*Your instructions:*
Omit all pictures, then retype the data exactly as given.

*Dataset:*
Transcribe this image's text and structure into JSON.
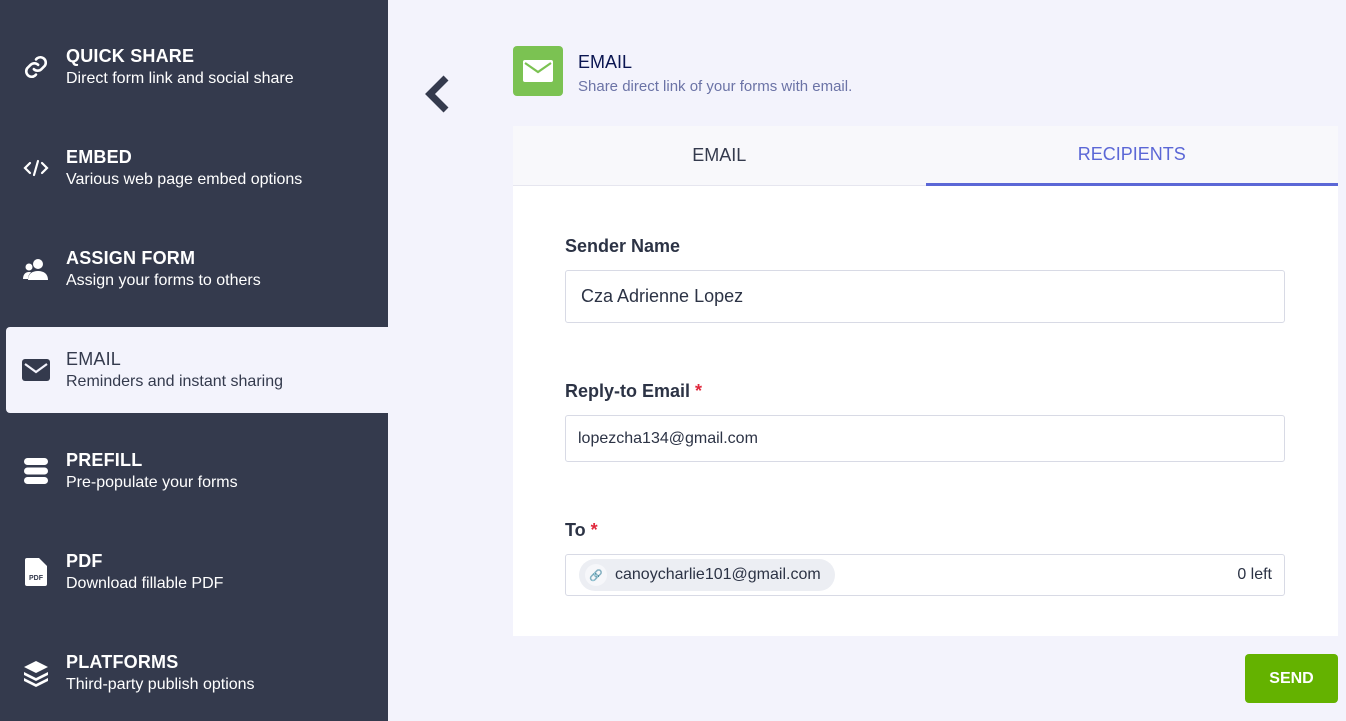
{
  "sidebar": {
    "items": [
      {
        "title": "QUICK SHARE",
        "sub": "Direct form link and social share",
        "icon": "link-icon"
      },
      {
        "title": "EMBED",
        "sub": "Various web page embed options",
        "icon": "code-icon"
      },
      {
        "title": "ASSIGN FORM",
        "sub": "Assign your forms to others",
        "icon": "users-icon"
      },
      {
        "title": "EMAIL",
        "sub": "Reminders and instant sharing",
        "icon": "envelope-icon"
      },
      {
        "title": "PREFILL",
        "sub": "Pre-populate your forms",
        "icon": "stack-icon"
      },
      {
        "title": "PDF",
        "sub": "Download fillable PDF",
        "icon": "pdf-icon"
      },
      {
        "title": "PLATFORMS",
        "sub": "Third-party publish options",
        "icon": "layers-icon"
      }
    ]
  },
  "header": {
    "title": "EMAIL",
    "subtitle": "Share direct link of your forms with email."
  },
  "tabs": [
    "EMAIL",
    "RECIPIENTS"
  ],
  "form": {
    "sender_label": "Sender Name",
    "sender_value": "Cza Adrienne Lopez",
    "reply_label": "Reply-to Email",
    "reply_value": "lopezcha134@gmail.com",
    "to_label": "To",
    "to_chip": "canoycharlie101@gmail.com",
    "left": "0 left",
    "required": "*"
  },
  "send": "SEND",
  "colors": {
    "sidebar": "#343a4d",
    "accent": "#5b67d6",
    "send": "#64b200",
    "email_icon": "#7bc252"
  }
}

*Response:*
Transcribe this image's text and structure into JSON.
{
  "sidebar": {
    "items": [
      {
        "title": "QUICK SHARE",
        "sub": "Direct form link and social share",
        "icon": "link-icon"
      },
      {
        "title": "EMBED",
        "sub": "Various web page embed options",
        "icon": "code-icon"
      },
      {
        "title": "ASSIGN FORM",
        "sub": "Assign your forms to others",
        "icon": "users-icon"
      },
      {
        "title": "EMAIL",
        "sub": "Reminders and instant sharing",
        "icon": "envelope-icon"
      },
      {
        "title": "PREFILL",
        "sub": "Pre-populate your forms",
        "icon": "stack-icon"
      },
      {
        "title": "PDF",
        "sub": "Download fillable PDF",
        "icon": "pdf-icon"
      },
      {
        "title": "PLATFORMS",
        "sub": "Third-party publish options",
        "icon": "layers-icon"
      }
    ]
  },
  "header": {
    "title": "EMAIL",
    "subtitle": "Share direct link of your forms with email."
  },
  "tabs": [
    "EMAIL",
    "RECIPIENTS"
  ],
  "form": {
    "sender_label": "Sender Name",
    "sender_value": "Cza Adrienne Lopez",
    "reply_label": "Reply-to Email",
    "reply_value": "lopezcha134@gmail.com",
    "to_label": "To",
    "to_chip": "canoycharlie101@gmail.com",
    "left": "0 left",
    "required": "*"
  },
  "send": "SEND",
  "colors": {
    "sidebar": "#343a4d",
    "accent": "#5b67d6",
    "send": "#64b200",
    "email_icon": "#7bc252"
  }
}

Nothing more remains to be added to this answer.